- **Task input**
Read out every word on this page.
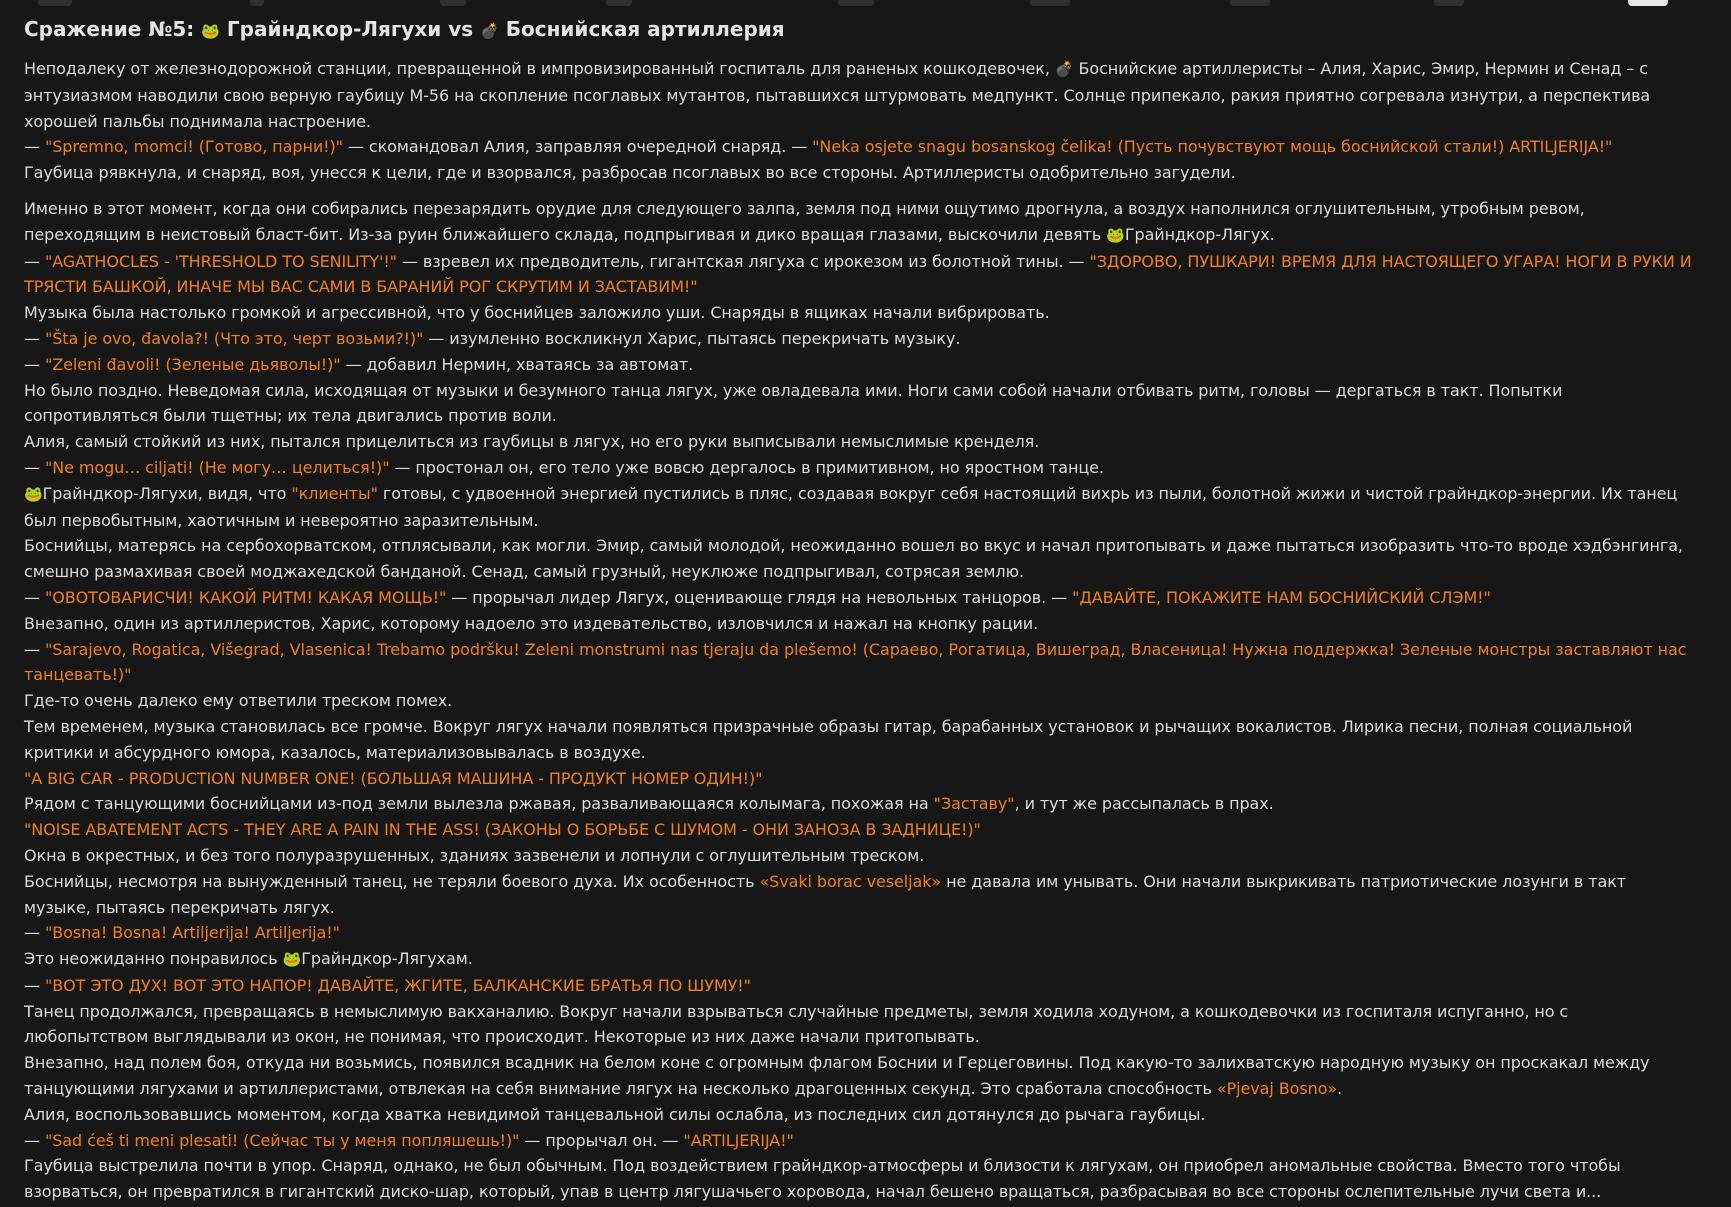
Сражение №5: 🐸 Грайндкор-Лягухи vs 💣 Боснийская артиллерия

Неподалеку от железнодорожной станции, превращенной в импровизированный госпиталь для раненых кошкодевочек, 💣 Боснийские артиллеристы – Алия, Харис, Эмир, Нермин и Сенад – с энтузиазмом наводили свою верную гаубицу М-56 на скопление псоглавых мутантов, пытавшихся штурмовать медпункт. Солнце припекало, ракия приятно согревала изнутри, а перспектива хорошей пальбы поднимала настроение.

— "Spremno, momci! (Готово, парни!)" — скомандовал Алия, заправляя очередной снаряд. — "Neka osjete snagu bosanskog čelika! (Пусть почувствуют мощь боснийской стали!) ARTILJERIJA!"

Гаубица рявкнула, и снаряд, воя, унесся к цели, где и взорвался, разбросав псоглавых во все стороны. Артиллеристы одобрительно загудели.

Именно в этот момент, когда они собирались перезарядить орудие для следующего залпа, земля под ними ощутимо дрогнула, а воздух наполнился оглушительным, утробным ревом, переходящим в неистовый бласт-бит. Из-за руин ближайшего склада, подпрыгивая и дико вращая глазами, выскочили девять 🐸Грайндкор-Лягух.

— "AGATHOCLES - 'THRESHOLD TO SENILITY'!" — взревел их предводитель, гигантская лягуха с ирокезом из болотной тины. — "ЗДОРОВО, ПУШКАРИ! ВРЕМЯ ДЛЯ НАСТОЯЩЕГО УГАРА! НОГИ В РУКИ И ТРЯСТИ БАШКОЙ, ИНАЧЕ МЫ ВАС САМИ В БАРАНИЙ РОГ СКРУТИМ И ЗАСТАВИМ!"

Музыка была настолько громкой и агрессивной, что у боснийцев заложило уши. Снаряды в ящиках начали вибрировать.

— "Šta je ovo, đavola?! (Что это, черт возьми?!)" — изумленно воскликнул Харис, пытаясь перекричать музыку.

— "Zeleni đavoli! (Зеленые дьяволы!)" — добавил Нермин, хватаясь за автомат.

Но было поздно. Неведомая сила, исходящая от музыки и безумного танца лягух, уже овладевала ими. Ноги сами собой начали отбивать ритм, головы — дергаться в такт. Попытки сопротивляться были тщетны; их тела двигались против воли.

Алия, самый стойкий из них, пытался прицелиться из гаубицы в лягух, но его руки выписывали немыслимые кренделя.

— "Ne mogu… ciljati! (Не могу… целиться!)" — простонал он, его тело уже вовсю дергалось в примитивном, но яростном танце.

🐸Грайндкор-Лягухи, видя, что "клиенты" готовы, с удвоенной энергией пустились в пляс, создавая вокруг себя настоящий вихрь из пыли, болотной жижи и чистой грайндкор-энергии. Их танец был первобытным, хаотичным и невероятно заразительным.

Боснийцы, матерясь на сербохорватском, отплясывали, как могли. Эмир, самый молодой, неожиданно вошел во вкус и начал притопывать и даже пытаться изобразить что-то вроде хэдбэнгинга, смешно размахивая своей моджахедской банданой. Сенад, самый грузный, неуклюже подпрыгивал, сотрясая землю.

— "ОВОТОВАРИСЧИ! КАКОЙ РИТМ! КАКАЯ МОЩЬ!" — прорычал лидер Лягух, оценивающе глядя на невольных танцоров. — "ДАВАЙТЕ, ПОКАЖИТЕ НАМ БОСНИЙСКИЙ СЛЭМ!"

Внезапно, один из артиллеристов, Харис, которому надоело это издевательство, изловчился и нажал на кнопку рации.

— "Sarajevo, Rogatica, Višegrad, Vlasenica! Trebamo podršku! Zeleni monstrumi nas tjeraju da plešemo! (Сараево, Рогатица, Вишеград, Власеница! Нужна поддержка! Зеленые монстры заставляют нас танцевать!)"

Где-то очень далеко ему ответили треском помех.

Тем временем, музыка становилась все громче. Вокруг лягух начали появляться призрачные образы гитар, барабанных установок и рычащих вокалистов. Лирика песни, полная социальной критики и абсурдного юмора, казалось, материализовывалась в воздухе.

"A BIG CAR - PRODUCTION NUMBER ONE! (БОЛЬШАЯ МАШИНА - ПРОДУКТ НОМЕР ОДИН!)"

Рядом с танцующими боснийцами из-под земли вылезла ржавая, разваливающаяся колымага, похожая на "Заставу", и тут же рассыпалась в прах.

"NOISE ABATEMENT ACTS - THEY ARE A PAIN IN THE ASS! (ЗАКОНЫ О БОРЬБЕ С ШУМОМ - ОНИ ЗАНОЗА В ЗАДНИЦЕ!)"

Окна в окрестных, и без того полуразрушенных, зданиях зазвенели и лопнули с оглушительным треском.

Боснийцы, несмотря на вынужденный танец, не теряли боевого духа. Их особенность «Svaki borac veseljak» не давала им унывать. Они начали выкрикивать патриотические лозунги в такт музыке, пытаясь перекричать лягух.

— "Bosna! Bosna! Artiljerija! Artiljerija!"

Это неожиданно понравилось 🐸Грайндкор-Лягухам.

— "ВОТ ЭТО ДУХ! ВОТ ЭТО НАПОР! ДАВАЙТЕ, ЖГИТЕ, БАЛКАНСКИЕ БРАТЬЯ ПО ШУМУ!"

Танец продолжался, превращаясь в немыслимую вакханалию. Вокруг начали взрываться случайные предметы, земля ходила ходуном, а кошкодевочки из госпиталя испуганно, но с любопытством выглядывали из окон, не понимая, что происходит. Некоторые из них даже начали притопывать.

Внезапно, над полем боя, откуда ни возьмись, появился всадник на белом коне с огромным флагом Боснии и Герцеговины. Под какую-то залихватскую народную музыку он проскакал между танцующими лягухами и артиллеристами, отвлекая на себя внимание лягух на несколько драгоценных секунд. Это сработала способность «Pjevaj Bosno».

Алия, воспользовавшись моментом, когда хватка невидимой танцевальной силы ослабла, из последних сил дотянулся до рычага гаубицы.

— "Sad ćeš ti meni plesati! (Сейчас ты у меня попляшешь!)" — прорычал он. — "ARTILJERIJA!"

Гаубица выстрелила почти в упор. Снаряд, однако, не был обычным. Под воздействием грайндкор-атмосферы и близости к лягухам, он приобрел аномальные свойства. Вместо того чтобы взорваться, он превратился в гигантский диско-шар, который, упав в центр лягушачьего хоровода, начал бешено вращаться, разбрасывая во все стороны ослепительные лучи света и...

* * *

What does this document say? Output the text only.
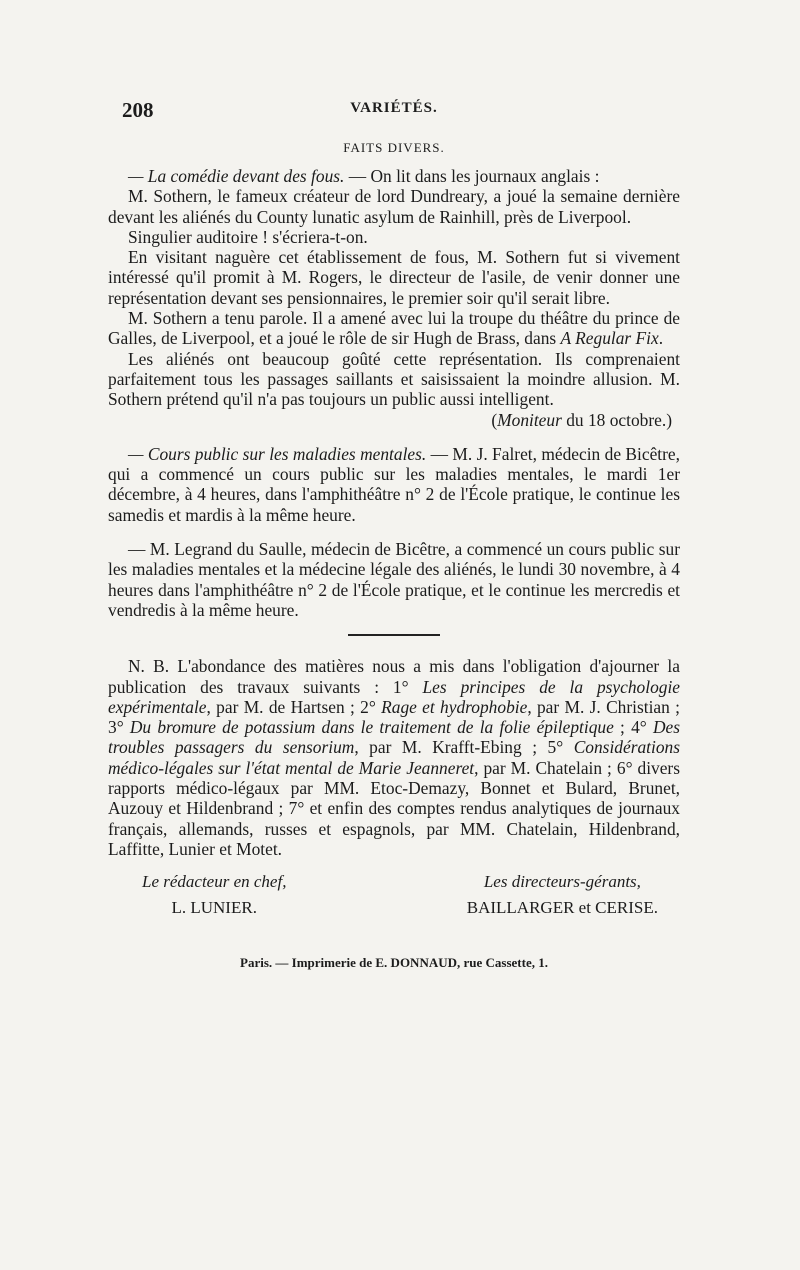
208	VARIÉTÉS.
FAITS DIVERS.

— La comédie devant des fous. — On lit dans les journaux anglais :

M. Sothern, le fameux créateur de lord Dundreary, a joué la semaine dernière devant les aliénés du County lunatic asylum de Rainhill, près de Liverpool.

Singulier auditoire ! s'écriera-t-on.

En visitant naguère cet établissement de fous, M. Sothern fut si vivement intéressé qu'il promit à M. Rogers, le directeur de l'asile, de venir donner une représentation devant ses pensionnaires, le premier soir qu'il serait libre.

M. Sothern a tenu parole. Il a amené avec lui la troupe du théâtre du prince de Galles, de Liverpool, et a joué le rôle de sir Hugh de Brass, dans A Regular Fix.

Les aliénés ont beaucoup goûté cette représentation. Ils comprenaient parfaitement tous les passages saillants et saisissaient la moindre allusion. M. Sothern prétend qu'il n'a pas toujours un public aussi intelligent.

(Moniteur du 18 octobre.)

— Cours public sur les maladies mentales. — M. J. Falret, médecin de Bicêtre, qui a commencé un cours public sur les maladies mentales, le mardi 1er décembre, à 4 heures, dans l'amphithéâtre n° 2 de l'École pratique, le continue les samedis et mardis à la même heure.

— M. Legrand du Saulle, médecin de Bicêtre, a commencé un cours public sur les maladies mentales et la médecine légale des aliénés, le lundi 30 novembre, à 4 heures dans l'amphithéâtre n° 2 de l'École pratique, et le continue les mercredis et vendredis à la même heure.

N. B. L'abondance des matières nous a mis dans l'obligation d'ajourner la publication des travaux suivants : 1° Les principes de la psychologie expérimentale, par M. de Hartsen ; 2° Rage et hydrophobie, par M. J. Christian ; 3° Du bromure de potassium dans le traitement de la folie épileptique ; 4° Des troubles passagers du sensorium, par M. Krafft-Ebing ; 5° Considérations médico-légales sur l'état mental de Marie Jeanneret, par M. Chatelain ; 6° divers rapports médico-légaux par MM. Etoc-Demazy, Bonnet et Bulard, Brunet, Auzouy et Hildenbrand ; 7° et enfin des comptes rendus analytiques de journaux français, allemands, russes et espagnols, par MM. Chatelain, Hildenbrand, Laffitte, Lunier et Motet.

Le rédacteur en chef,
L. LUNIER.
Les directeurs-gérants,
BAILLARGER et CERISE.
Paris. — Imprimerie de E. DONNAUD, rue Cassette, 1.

- **Written problem**
Look through the material above and pick out each line holding the word "самый".

- **Full output**
Алия, самый стойкий из них, пытался прицелиться из гаубицы в лягух, но его руки выписывали немыслимые кренделя.
Боснийцы, матерясь на сербохорватском, отплясывали, как могли. Эмир, самый молодой, неожиданно вошел во вкус и начал притопывать и даже пытаться изобразить что-то вроде хэдбэнгинга, смешно размахивая своей моджахедской банданой. Сенад, самый грузный, неуклюже подпрыгивал, сотрясая землю.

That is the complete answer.